Skip the pictures. Reproduce all other material exactly.

------ RECORDED DATA ------

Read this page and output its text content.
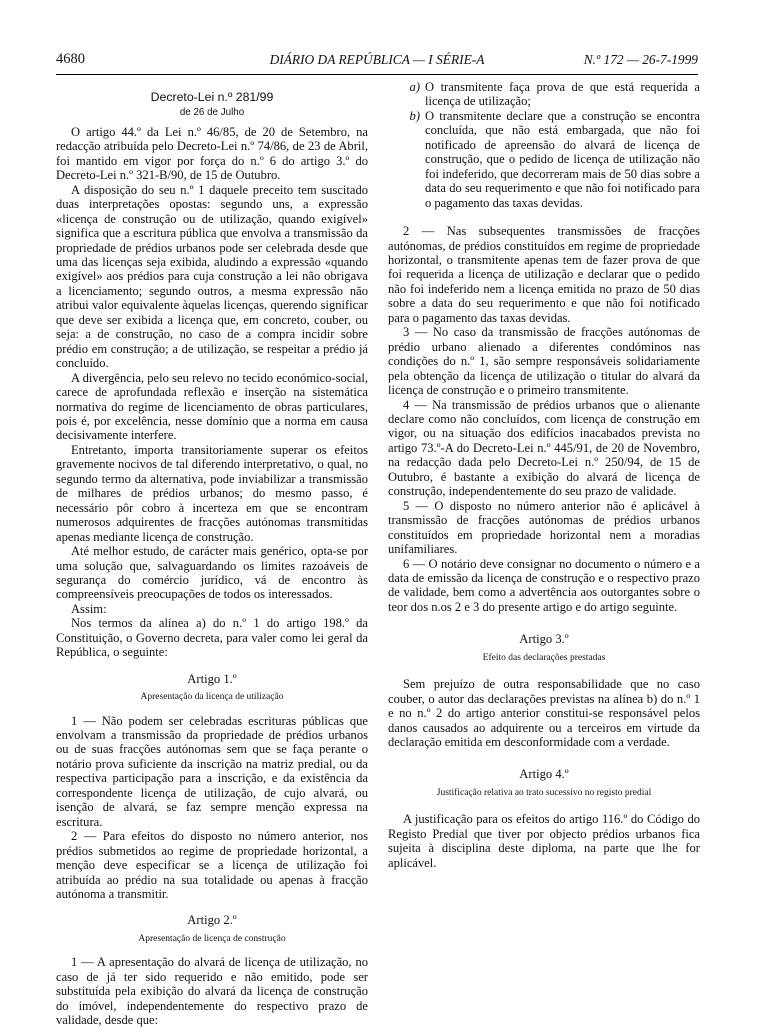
4680	DIÁRIO DA REPÚBLICA — I SÉRIE-A	N.º 172 — 26-7-1999

Decreto-Lei n.º 281/99

de 26 de Julho

O artigo 44.º da Lei n.º 46/85, de 20 de Setembro, na redacção atribuída pelo Decreto-Lei n.º 74/86, de 23 de Abril, foi mantido em vigor por força do n.º 6 do artigo 3.º do Decreto-Lei n.º 321-B/90, de 15 de Outubro.

A disposição do seu n.º 1 daquele preceito tem suscitado duas interpretações opostas: segundo uns, a expressão «licença de construção ou de utilização, quando exigível» significa que a escritura pública que envolva a transmissão da propriedade de prédios urbanos pode ser celebrada desde que uma das licenças seja exibida, aludindo a expressão «quando exigível» aos prédios para cuja construção a lei não obrigava a licenciamento; segundo outros, a mesma expressão não atribui valor equivalente àquelas licenças, querendo significar que deve ser exibida a licença que, em concreto, couber, ou seja: a de construção, no caso de a compra incidir sobre prédio em construção; a de utilização, se respeitar a prédio já concluído.

A divergência, pelo seu relevo no tecido económico-social, carece de aprofundada reflexão e inserção na sistemática normativa do regime de licenciamento de obras particulares, pois é, por excelência, nesse domínio que a norma em causa decisivamente interfere.

Entretanto, importa transitoriamente superar os efeitos gravemente nocivos de tal diferendo interpretativo, o qual, no segundo termo da alternativa, pode inviabilizar a transmissão de milhares de prédios urbanos; do mesmo passo, é necessário pôr cobro à incerteza em que se encontram numerosos adquirentes de fracções autónomas transmitidas apenas mediante licença de construção.

Até melhor estudo, de carácter mais genérico, opta-se por uma solução que, salvaguardando os limites razoáveis de segurança do comércio jurídico, vá de encontro às compreensíveis preocupações de todos os interessados.

Assim:

Nos termos da alínea a) do n.º 1 do artigo 198.º da Constituição, o Governo decreta, para valer como lei geral da República, o seguinte:

Artigo 1.º

Apresentação da licença de utilização

1 — Não podem ser celebradas escrituras públicas que envolvam a transmissão da propriedade de prédios urbanos ou de suas fracções autónomas sem que se faça perante o notário prova suficiente da inscrição na matriz predial, ou da respectiva participação para a inscrição, e da existência da correspondente licença de utilização, de cujo alvará, ou isenção de alvará, se faz sempre menção expressa na escritura.

2 — Para efeitos do disposto no número anterior, nos prédios submetidos ao regime de propriedade horizontal, a menção deve especificar se a licença de utilização foi atribuída ao prédio na sua totalidade ou apenas à fracção autónoma a transmitir.

Artigo 2.º

Apresentação de licença de construção

1 — A apresentação do alvará de licença de utilização, no caso de já ter sido requerido e não emitido, pode ser substituída pela exibição do alvará da licença de construção do imóvel, independentemente do respectivo prazo de validade, desde que:

a) O transmitente faça prova de que está requerida a licença de utilização;
b) O transmitente declare que a construção se encontra concluída, que não está embargada, que não foi notificado de apreensão do alvará de licença de construção, que o pedido de licença de utilização não foi indeferido, que decorreram mais de 50 dias sobre a data do seu requerimento e que não foi notificado para o pagamento das taxas devidas.

2 — Nas subsequentes transmissões de fracções autónomas, de prédios constituídos em regime de propriedade horizontal, o transmitente apenas tem de fazer prova de que foi requerida a licença de utilização e declarar que o pedido não foi indeferido nem a licença emitida no prazo de 50 dias sobre a data do seu requerimento e que não foi notificado para o pagamento das taxas devidas.

3 — No caso da transmissão de fracções autónomas de prédio urbano alienado a diferentes condóminos nas condições do n.º 1, são sempre responsáveis solidariamente pela obtenção da licença de utilização o titular do alvará da licença de construção e o primeiro transmitente.

4 — Na transmissão de prédios urbanos que o alienante declare como não concluídos, com licença de construção em vigor, ou na situação dos edifícios inacabados prevista no artigo 73.º-A do Decreto-Lei n.º 445/91, de 20 de Novembro, na redacção dada pelo Decreto-Lei n.º 250/94, de 15 de Outubro, é bastante a exibição do alvará de licença de construção, independentemente do seu prazo de validade.

5 — O disposto no número anterior não é aplicável à transmissão de fracções autónomas de prédios urbanos constituídos em propriedade horizontal nem a moradias unifamiliares.

6 — O notário deve consignar no documento o número e a data de emissão da licença de construção e o respectivo prazo de validade, bem como a advertência aos outorgantes sobre o teor dos n.os 2 e 3 do presente artigo e do artigo seguinte.

Artigo 3.º

Efeito das declarações prestadas

Sem prejuízo de outra responsabilidade que no caso couber, o autor das declarações previstas na alínea b) do n.º 1 e no n.º 2 do artigo anterior constitui-se responsável pelos danos causados ao adquirente ou a terceiros em virtude da declaração emitida em desconformidade com a verdade.

Artigo 4.º

Justificação relativa ao trato sucessivo no registo predial

A justificação para os efeitos do artigo 116.º do Código do Registo Predial que tiver por objecto prédios urbanos fica sujeita à disciplina deste diploma, na parte que lhe for aplicável.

------

_WRITTEN SOLUTION_
Read this page and output its text content.
4680	DIÁRIO DA REPÚBLICA — I SÉRIE-A	N.º 172 — 26-7-1999

Decreto-Lei n.º 281/99

de 26 de Julho

O artigo 44.º da Lei n.º 46/85, de 20 de Setembro, na redacção atribuída pelo Decreto-Lei n.º 74/86, de 23 de Abril, foi mantido em vigor por força do n.º 6 do artigo 3.º do Decreto-Lei n.º 321-B/90, de 15 de Outubro.

A disposição do seu n.º 1 daquele preceito tem suscitado duas interpretações opostas: segundo uns, a expressão «licença de construção ou de utilização, quando exigível» significa que a escritura pública que envolva a transmissão da propriedade de prédios urbanos pode ser celebrada desde que uma das licenças seja exibida, aludindo a expressão «quando exigível» aos prédios para cuja construção a lei não obrigava a licenciamento; segundo outros, a mesma expressão não atribui valor equivalente àquelas licenças, querendo significar que deve ser exibida a licença que, em concreto, couber, ou seja: a de construção, no caso de a compra incidir sobre prédio em construção; a de utilização, se respeitar a prédio já concluído.

A divergência, pelo seu relevo no tecido económico-social, carece de aprofundada reflexão e inserção na sistemática normativa do regime de licenciamento de obras particulares, pois é, por excelência, nesse domínio que a norma em causa decisivamente interfere.

Entretanto, importa transitoriamente superar os efeitos gravemente nocivos de tal diferendo interpretativo, o qual, no segundo termo da alternativa, pode inviabilizar a transmissão de milhares de prédios urbanos; do mesmo passo, é necessário pôr cobro à incerteza em que se encontram numerosos adquirentes de fracções autónomas transmitidas apenas mediante licença de construção.

Até melhor estudo, de carácter mais genérico, opta-se por uma solução que, salvaguardando os limites razoáveis de segurança do comércio jurídico, vá de encontro às compreensíveis preocupações de todos os interessados.

Assim:

Nos termos da alínea a) do n.º 1 do artigo 198.º da Constituição, o Governo decreta, para valer como lei geral da República, o seguinte:

Artigo 1.º

Apresentação da licença de utilização

1 — Não podem ser celebradas escrituras públicas que envolvam a transmissão da propriedade de prédios urbanos ou de suas fracções autónomas sem que se faça perante o notário prova suficiente da inscrição na matriz predial, ou da respectiva participação para a inscrição, e da existência da correspondente licença de utilização, de cujo alvará, ou isenção de alvará, se faz sempre menção expressa na escritura.

2 — Para efeitos do disposto no número anterior, nos prédios submetidos ao regime de propriedade horizontal, a menção deve especificar se a licença de utilização foi atribuída ao prédio na sua totalidade ou apenas à fracção autónoma a transmitir.

Artigo 2.º

Apresentação de licença de construção

1 — A apresentação do alvará de licença de utilização, no caso de já ter sido requerido e não emitido, pode ser substituída pela exibição do alvará da licença de construção do imóvel, independentemente do respectivo prazo de validade, desde que:

a) O transmitente faça prova de que está requerida a licença de utilização;
b) O transmitente declare que a construção se encontra concluída, que não está embargada, que não foi notificado de apreensão do alvará de licença de construção, que o pedido de licença de utilização não foi indeferido, que decorreram mais de 50 dias sobre a data do seu requerimento e que não foi notificado para o pagamento das taxas devidas.

2 — Nas subsequentes transmissões de fracções autónomas, de prédios constituídos em regime de propriedade horizontal, o transmitente apenas tem de fazer prova de que foi requerida a licença de utilização e declarar que o pedido não foi indeferido nem a licença emitida no prazo de 50 dias sobre a data do seu requerimento e que não foi notificado para o pagamento das taxas devidas.

3 — No caso da transmissão de fracções autónomas de prédio urbano alienado a diferentes condóminos nas condições do n.º 1, são sempre responsáveis solidariamente pela obtenção da licença de utilização o titular do alvará da licença de construção e o primeiro transmitente.

4 — Na transmissão de prédios urbanos que o alienante declare como não concluídos, com licença de construção em vigor, ou na situação dos edifícios inacabados prevista no artigo 73.º-A do Decreto-Lei n.º 445/91, de 20 de Novembro, na redacção dada pelo Decreto-Lei n.º 250/94, de 15 de Outubro, é bastante a exibição do alvará de licença de construção, independentemente do seu prazo de validade.

5 — O disposto no número anterior não é aplicável à transmissão de fracções autónomas de prédios urbanos constituídos em propriedade horizontal nem a moradias unifamiliares.

6 — O notário deve consignar no documento o número e a data de emissão da licença de construção e o respectivo prazo de validade, bem como a advertência aos outorgantes sobre o teor dos n.os 2 e 3 do presente artigo e do artigo seguinte.

Artigo 3.º

Efeito das declarações prestadas

Sem prejuízo de outra responsabilidade que no caso couber, o autor das declarações previstas na alínea b) do n.º 1 e no n.º 2 do artigo anterior constitui-se responsável pelos danos causados ao adquirente ou a terceiros em virtude da declaração emitida em desconformidade com a verdade.

Artigo 4.º

Justificação relativa ao trato sucessivo no registo predial

A justificação para os efeitos do artigo 116.º do Código do Registo Predial que tiver por objecto prédios urbanos fica sujeita à disciplina deste diploma, na parte que lhe for aplicável.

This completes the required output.